======== LISTING ========

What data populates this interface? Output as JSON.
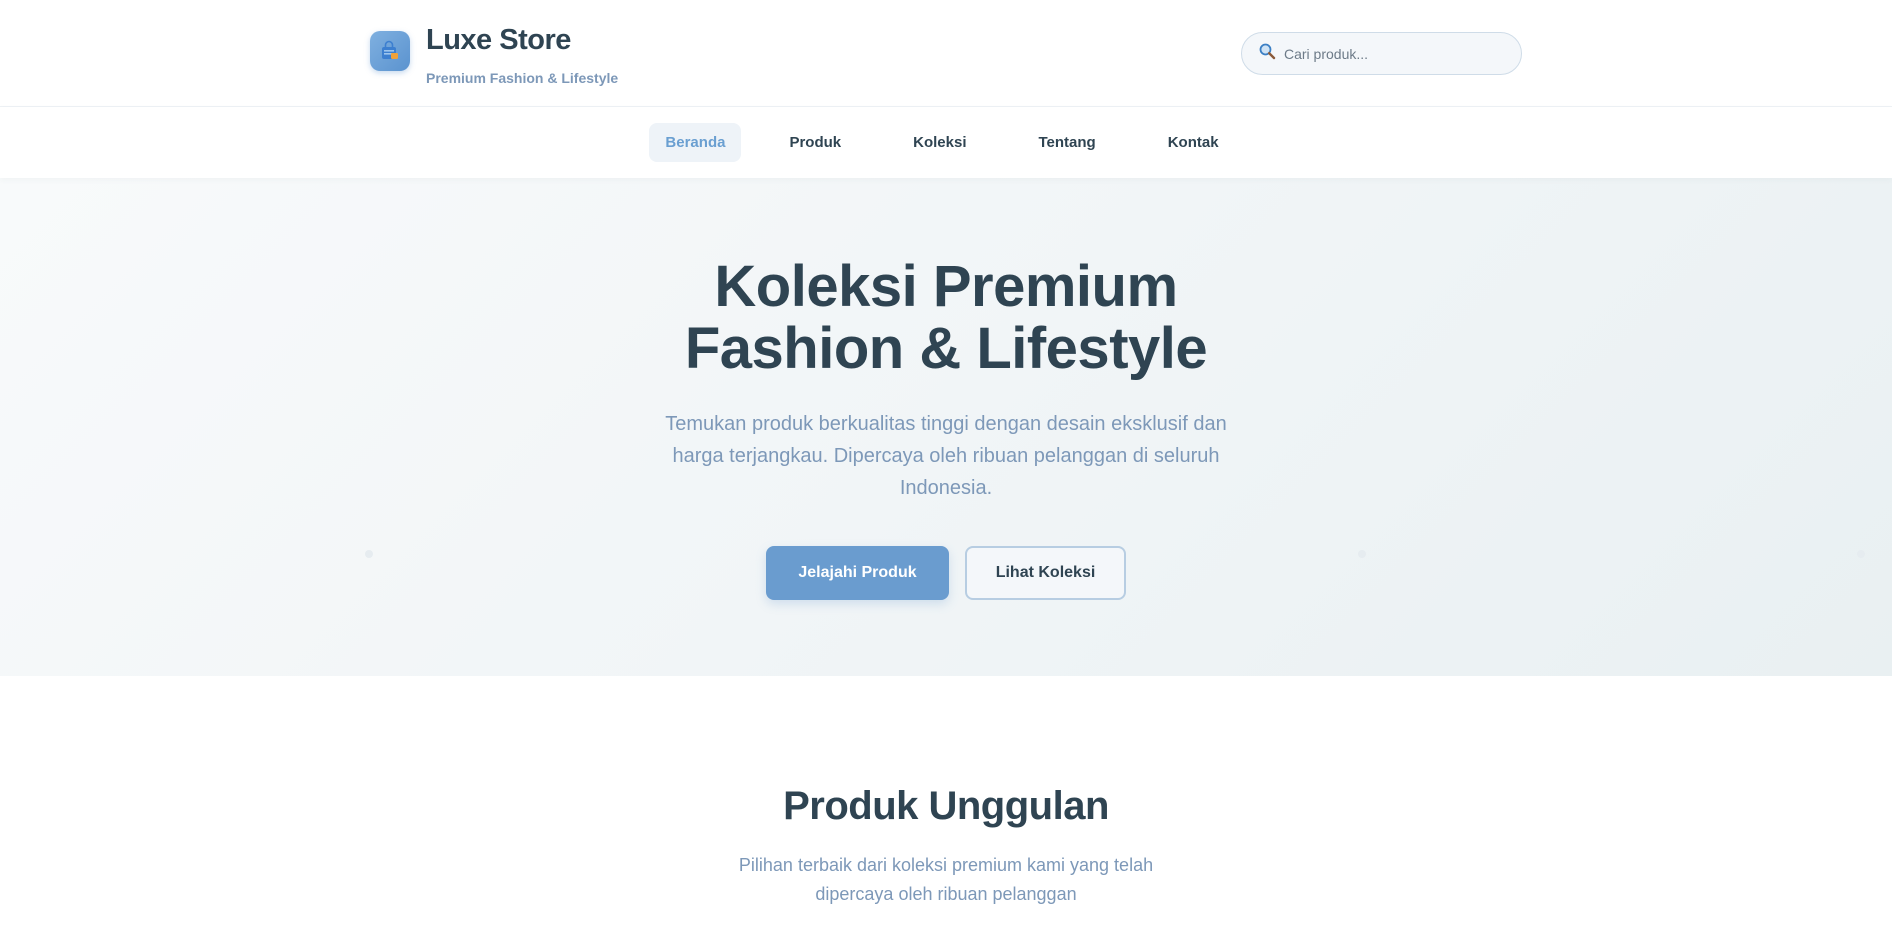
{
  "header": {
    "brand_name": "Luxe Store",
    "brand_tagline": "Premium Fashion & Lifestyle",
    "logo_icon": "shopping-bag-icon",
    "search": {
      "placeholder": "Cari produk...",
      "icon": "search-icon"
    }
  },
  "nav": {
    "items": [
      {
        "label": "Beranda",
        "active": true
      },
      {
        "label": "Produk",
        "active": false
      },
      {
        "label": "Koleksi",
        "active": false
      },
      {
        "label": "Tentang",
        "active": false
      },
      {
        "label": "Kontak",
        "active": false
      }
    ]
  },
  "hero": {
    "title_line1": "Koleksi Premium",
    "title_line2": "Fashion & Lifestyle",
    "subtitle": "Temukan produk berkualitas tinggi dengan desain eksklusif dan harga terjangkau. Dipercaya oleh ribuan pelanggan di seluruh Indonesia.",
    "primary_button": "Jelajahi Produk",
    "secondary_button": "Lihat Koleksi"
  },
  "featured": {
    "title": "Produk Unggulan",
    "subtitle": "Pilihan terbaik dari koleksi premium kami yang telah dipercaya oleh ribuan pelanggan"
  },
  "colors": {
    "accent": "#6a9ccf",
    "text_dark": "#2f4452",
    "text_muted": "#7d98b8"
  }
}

========

WHAT THE TASK REQUIRES: How many lines in the listing above contain the string "Lifestyle"? Answer with the number only.

SOLUTION FOR THIS EXERCISE: 2